TO DO:
Repeat each entry in full, exactly.

DATASET RECORDS:
*****

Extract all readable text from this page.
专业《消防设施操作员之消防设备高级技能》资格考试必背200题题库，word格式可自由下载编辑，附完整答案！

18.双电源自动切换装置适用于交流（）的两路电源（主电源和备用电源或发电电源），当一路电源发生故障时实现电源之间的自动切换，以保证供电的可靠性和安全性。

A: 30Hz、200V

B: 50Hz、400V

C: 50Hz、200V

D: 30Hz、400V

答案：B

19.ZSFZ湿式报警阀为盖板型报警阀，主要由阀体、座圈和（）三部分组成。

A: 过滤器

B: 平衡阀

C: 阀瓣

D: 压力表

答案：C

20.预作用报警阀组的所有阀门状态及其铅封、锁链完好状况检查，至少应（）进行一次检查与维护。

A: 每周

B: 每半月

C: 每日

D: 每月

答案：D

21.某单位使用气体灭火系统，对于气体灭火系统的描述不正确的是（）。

*****

REPLY TO THE TASK:
Extract all readable text from this page.
专业《消防设施操作员之消防设备高级技能》资格考试必背200题题库，word格式可自由下载编辑，附完整答案！

18.双电源自动切换装置适用于交流（）的两路电源（主电源和备用电源或发电电源），当一路电源发生故障时实现电源之间的自动切换，以保证供电的可靠性和安全性。

A: 30Hz、200V

B: 50Hz、400V

C: 50Hz、200V

D: 30Hz、400V

答案：B

19.ZSFZ湿式报警阀为盖板型报警阀，主要由阀体、座圈和（）三部分组成。

A: 过滤器

B: 平衡阀

C: 阀瓣

D: 压力表

答案：C

20.预作用报警阀组的所有阀门状态及其铅封、锁链完好状况检查，至少应（）进行一次检查与维护。

A: 每周

B: 每半月

C: 每日

D: 每月

答案：D

21.某单位使用气体灭火系统，对于气体灭火系统的描述不正确的是（）。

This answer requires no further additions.